• _What to do_: Transcribe every entry word for word. Skip the pictures.

=======

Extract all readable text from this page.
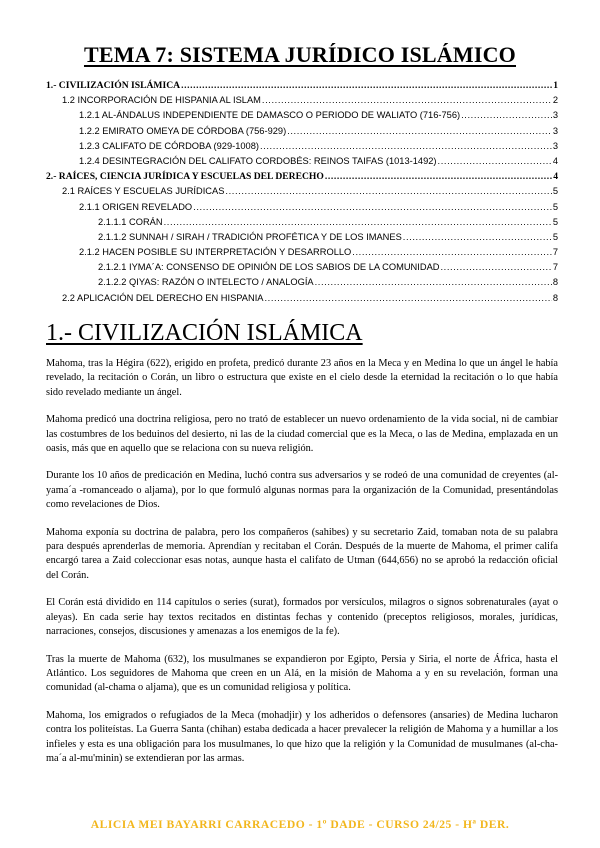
TEMA 7: SISTEMA JURÍDICO ISLÁMICO
1.- CIVILIZACIÓN ISLÁMICA .....	1
1.2 INCORPORACIÓN DE HISPANIA AL ISLAM .....	2
1.2.1 AL-ÁNDALUS INDEPENDIENTE DE DAMASCO O PERIODO DE WALIATO (716-756) .....	3
1.2.2 EMIRATO OMEYA DE CÓRDOBA (756-929) .....	3
1.2.3 CALIFATO DE CÓRDOBA (929-1008) .....	3
1.2.4 DESINTEGRACIÓN DEL CALIFATO CORDOBÉS: REINOS TAIFAS (1013-1492) .....	4
2.- RAÍCES, CIENCIA JURÍDICA Y ESCUELAS DEL DERECHO .....	4
2.1 RAÍCES Y ESCUELAS JURÍDICAS .....	5
2.1.1 ORIGEN REVELADO .....	5
2.1.1.1 CORÁN .....	5
2.1.1.2 SUNNAH / SIRAH / TRADICIÓN PROFÉTICA Y DE LOS IMANES .....	5
2.1.2 HACEN POSIBLE SU INTERPRETACIÓN Y DESARROLLO .....	7
2.1.2.1 IYMA´A: CONSENSO DE OPINIÓN DE LOS SABIOS DE LA COMUNIDAD .....	7
2.1.2.2 QIYAS: RAZÓN O INTELECTO / ANALOGÍA .....	8
2.2 APLICACIÓN DEL DERECHO EN HISPANIA .....	8
1.- CIVILIZACIÓN ISLÁMICA

Mahoma, tras la Hégira (622), erigido en profeta, predicó durante 23 años en la Meca y en Medina lo que un ángel le había revelado, la recitación o Corán, un libro o estructura que existe en el cielo desde la eternidad la recitación o lo que había sido revelado mediante un ángel.

Mahoma predicó una doctrina religiosa, pero no trató de establecer un nuevo ordenamiento de la vida social, ni de cambiar las costumbres de los beduinos del desierto, ni las de la ciudad comercial que es la Meca, o las de Medina, emplazada en un oasis, más que en aquello que se relaciona con su nueva religión.

Durante los 10 años de predicación en Medina, luchó contra sus adversarios y se rodeó de una comunidad de creyentes (al-yama´a -romanceado o aljama), por lo que formuló algunas normas para la organización de la Comunidad, presentándolas como revelaciones de Dios.

Mahoma exponía su doctrina de palabra, pero los compañeros (sahibes) y su secretario Zaid, tomaban nota de su palabra para después aprenderlas de memoria. Aprendían y recitaban el Corán. Después de la muerte de Mahoma, el primer califa encargó tarea a Zaid coleccionar esas notas, aunque hasta el califato de Utman (644,656) no se aprobó la redacción oficial del Corán.

El Corán está dividido en 114 capítulos o series (surat), formados por versículos, milagros o signos sobrenaturales (ayat o aleyas). En cada serie hay textos recitados en distintas fechas y contenido (preceptos religiosos, morales, jurídicas, narraciones, consejos, discusiones y amenazas a los enemigos de la fe).

Tras la muerte de Mahoma (632), los musulmanes se expandieron por Egipto, Persia y Siria, el norte de África, hasta el Atlántico. Los seguidores de Mahoma que creen en un Alá, en la misión de Mahoma a y en su revelación, forman una comunidad (al-chama o aljama), que es un comunidad religiosa y política.

Mahoma, los emigrados o refugiados de la Meca (mohadjir) y los adheridos o defensores (ansaries) de Medina lucharon contra los politeístas. La Guerra Santa (chihan) estaba dedicada a hacer prevalecer la religión de Mahoma y a humillar a los infieles y esta es una obligación para los musulmanes, lo que hizo que la religión y la Comunidad de musulmanes (al-cha-ma´a al-mu'minin) se extendieran por las armas.

ALICIA MEI BAYARRI CARRACEDO - 1º DADE - CURSO 24/25 - Hª DER.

=======

• _Exercise answer_:
Extract all readable text from this page.
TEMA 7: SISTEMA JURÍDICO ISLÁMICO
1.- CIVILIZACIÓN ISLÁMICA .....	1
1.2 INCORPORACIÓN DE HISPANIA AL ISLAM .....	2
1.2.1 AL-ÁNDALUS INDEPENDIENTE DE DAMASCO O PERIODO DE WALIATO (716-756) .....	3
1.2.2 EMIRATO OMEYA DE CÓRDOBA (756-929) .....	3
1.2.3 CALIFATO DE CÓRDOBA (929-1008) .....	3
1.2.4 DESINTEGRACIÓN DEL CALIFATO CORDOBÉS: REINOS TAIFAS (1013-1492) .....	4
2.- RAÍCES, CIENCIA JURÍDICA Y ESCUELAS DEL DERECHO .....	4
2.1 RAÍCES Y ESCUELAS JURÍDICAS .....	5
2.1.1 ORIGEN REVELADO .....	5
2.1.1.1 CORÁN .....	5
2.1.1.2 SUNNAH / SIRAH / TRADICIÓN PROFÉTICA Y DE LOS IMANES .....	5
2.1.2 HACEN POSIBLE SU INTERPRETACIÓN Y DESARROLLO .....	7
2.1.2.1 IYMA´A: CONSENSO DE OPINIÓN DE LOS SABIOS DE LA COMUNIDAD .....	7
2.1.2.2 QIYAS: RAZÓN O INTELECTO / ANALOGÍA .....	8
2.2 APLICACIÓN DEL DERECHO EN HISPANIA .....	8
1.- CIVILIZACIÓN ISLÁMICA

Mahoma, tras la Hégira (622), erigido en profeta, predicó durante 23 años en la Meca y en Medina lo que un ángel le había revelado, la recitación o Corán, un libro o estructura que existe en el cielo desde la eternidad la recitación o lo que había sido revelado mediante un ángel.

Mahoma predicó una doctrina religiosa, pero no trató de establecer un nuevo ordenamiento de la vida social, ni de cambiar las costumbres de los beduinos del desierto, ni las de la ciudad comercial que es la Meca, o las de Medina, emplazada en un oasis, más que en aquello que se relaciona con su nueva religión.

Durante los 10 años de predicación en Medina, luchó contra sus adversarios y se rodeó de una comunidad de creyentes (al-yama´a -romanceado o aljama), por lo que formuló algunas normas para la organización de la Comunidad, presentándolas como revelaciones de Dios.

Mahoma exponía su doctrina de palabra, pero los compañeros (sahibes) y su secretario Zaid, tomaban nota de su palabra para después aprenderlas de memoria. Aprendían y recitaban el Corán. Después de la muerte de Mahoma, el primer califa encargó tarea a Zaid coleccionar esas notas, aunque hasta el califato de Utman (644,656) no se aprobó la redacción oficial del Corán.

El Corán está dividido en 114 capítulos o series (surat), formados por versículos, milagros o signos sobrenaturales (ayat o aleyas). En cada serie hay textos recitados en distintas fechas y contenido (preceptos religiosos, morales, jurídicas, narraciones, consejos, discusiones y amenazas a los enemigos de la fe).

Tras la muerte de Mahoma (632), los musulmanes se expandieron por Egipto, Persia y Siria, el norte de África, hasta el Atlántico. Los seguidores de Mahoma que creen en un Alá, en la misión de Mahoma a y en su revelación, forman una comunidad (al-chama o aljama), que es un comunidad religiosa y política.

Mahoma, los emigrados o refugiados de la Meca (mohadjir) y los adheridos o defensores (ansaries) de Medina lucharon contra los politeístas. La Guerra Santa (chihan) estaba dedicada a hacer prevalecer la religión de Mahoma y a humillar a los infieles y esta es una obligación para los musulmanes, lo que hizo que la religión y la Comunidad de musulmanes (al-cha-ma´a al-mu'minin) se extendieran por las armas.

ALICIA MEI BAYARRI CARRACEDO - 1º DADE - CURSO 24/25 - Hª DER.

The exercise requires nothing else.